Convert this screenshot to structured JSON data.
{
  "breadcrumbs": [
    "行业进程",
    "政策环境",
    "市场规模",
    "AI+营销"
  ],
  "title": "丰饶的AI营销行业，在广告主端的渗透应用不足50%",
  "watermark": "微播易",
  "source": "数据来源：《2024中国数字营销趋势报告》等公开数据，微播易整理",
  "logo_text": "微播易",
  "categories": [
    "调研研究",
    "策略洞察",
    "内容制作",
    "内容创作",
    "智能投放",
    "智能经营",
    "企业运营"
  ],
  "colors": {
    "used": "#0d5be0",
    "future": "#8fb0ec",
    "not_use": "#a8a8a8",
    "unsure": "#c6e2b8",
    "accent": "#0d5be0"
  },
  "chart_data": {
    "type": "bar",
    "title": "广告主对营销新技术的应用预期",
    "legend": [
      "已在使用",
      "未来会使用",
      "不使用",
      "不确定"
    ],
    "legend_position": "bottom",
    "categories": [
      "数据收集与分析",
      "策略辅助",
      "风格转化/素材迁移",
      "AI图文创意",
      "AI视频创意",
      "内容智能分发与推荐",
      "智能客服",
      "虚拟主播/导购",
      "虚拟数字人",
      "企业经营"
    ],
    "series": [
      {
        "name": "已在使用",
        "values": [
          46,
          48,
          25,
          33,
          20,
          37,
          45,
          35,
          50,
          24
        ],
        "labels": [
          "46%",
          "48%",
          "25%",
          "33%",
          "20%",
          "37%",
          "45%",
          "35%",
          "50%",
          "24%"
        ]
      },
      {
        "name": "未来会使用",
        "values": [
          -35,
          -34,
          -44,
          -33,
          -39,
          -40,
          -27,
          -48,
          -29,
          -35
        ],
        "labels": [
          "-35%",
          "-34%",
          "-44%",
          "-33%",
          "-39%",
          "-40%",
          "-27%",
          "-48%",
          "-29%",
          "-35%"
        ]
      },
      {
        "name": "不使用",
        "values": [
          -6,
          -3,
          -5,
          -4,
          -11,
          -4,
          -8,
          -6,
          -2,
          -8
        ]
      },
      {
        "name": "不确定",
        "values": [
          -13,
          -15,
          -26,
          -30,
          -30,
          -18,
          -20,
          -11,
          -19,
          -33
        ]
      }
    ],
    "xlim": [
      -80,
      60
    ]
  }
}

*Stated goal:*
Transcribe every entry verbatim.

*Exercise solution:*
Convert this screenshot to structured JSON data.
{
  "breadcrumbs": [
    "行业进程",
    "政策环境",
    "市场规模",
    "AI+营销"
  ],
  "title": "丰饶的AI营销行业，在广告主端的渗透应用不足50%",
  "watermark": "微播易",
  "source": "数据来源：《2024中国数字营销趋势报告》等公开数据，微播易整理",
  "logo_text": "微播易",
  "categories": [
    "调研研究",
    "策略洞察",
    "内容制作",
    "内容创作",
    "智能投放",
    "智能经营",
    "企业运营"
  ],
  "colors": {
    "used": "#0d5be0",
    "future": "#8fb0ec",
    "not_use": "#a8a8a8",
    "unsure": "#c6e2b8",
    "accent": "#0d5be0"
  },
  "chart_data": {
    "type": "bar",
    "title": "广告主对营销新技术的应用预期",
    "legend": [
      "已在使用",
      "未来会使用",
      "不使用",
      "不确定"
    ],
    "legend_position": "bottom",
    "categories": [
      "数据收集与分析",
      "策略辅助",
      "风格转化/素材迁移",
      "AI图文创意",
      "AI视频创意",
      "内容智能分发与推荐",
      "智能客服",
      "虚拟主播/导购",
      "虚拟数字人",
      "企业经营"
    ],
    "series": [
      {
        "name": "已在使用",
        "values": [
          46,
          48,
          25,
          33,
          20,
          37,
          45,
          35,
          50,
          24
        ],
        "labels": [
          "46%",
          "48%",
          "25%",
          "33%",
          "20%",
          "37%",
          "45%",
          "35%",
          "50%",
          "24%"
        ]
      },
      {
        "name": "未来会使用",
        "values": [
          -35,
          -34,
          -44,
          -33,
          -39,
          -40,
          -27,
          -48,
          -29,
          -35
        ],
        "labels": [
          "-35%",
          "-34%",
          "-44%",
          "-33%",
          "-39%",
          "-40%",
          "-27%",
          "-48%",
          "-29%",
          "-35%"
        ]
      },
      {
        "name": "不使用",
        "values": [
          -6,
          -3,
          -5,
          -4,
          -11,
          -4,
          -8,
          -6,
          -2,
          -8
        ]
      },
      {
        "name": "不确定",
        "values": [
          -13,
          -15,
          -26,
          -30,
          -30,
          -18,
          -20,
          -11,
          -19,
          -33
        ]
      }
    ],
    "xlim": [
      -80,
      60
    ]
  }
}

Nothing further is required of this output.